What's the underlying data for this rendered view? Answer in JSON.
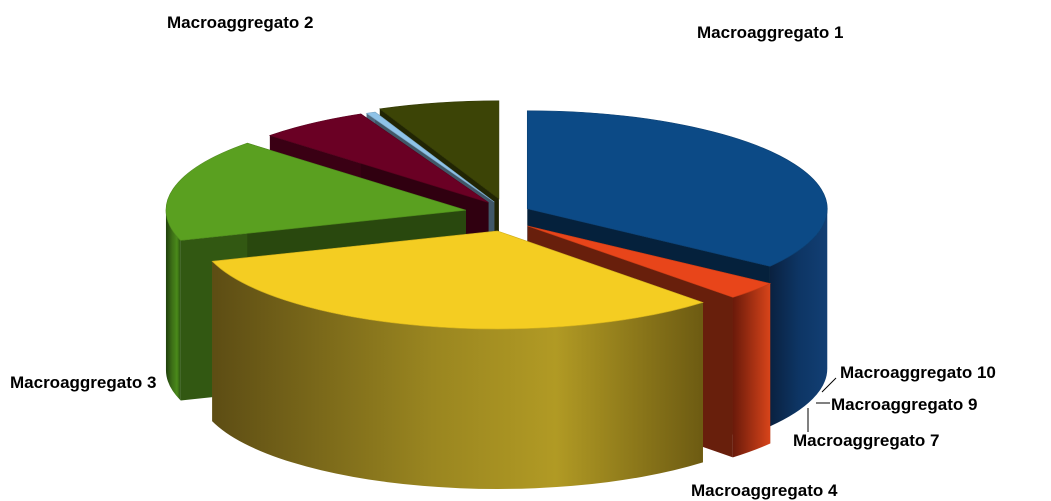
{
  "chart_data": {
    "type": "pie",
    "title": "",
    "categories": [
      "Macroaggregato 1",
      "Macroaggregato 2",
      "Macroaggregato 3",
      "Macroaggregato 4",
      "Macroaggregato 7",
      "Macroaggregato 9",
      "Macroaggregato 10"
    ],
    "values": [
      35.0,
      3.0,
      32.0,
      17.0,
      6.0,
      0.5,
      6.5
    ],
    "colors": [
      "#0c4a86",
      "#e8451a",
      "#f4cd22",
      "#5aa020",
      "#6a0024",
      "#8fc3e8",
      "#3c4406"
    ],
    "exploded": true,
    "three_d": true,
    "legend": "none"
  }
}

··········

Each record above must be returned exactly as written, with its pictures omitted.

What's the underlying data for this rendered view? Answer in JSON.
{
  "chart_data": {
    "type": "pie",
    "title": "",
    "categories": [
      "Macroaggregato 1",
      "Macroaggregato 2",
      "Macroaggregato 3",
      "Macroaggregato 4",
      "Macroaggregato 7",
      "Macroaggregato 9",
      "Macroaggregato 10"
    ],
    "values": [
      35.0,
      3.0,
      32.0,
      17.0,
      6.0,
      0.5,
      6.5
    ],
    "colors": [
      "#0c4a86",
      "#e8451a",
      "#f4cd22",
      "#5aa020",
      "#6a0024",
      "#8fc3e8",
      "#3c4406"
    ],
    "exploded": true,
    "three_d": true,
    "legend": "none"
  }
}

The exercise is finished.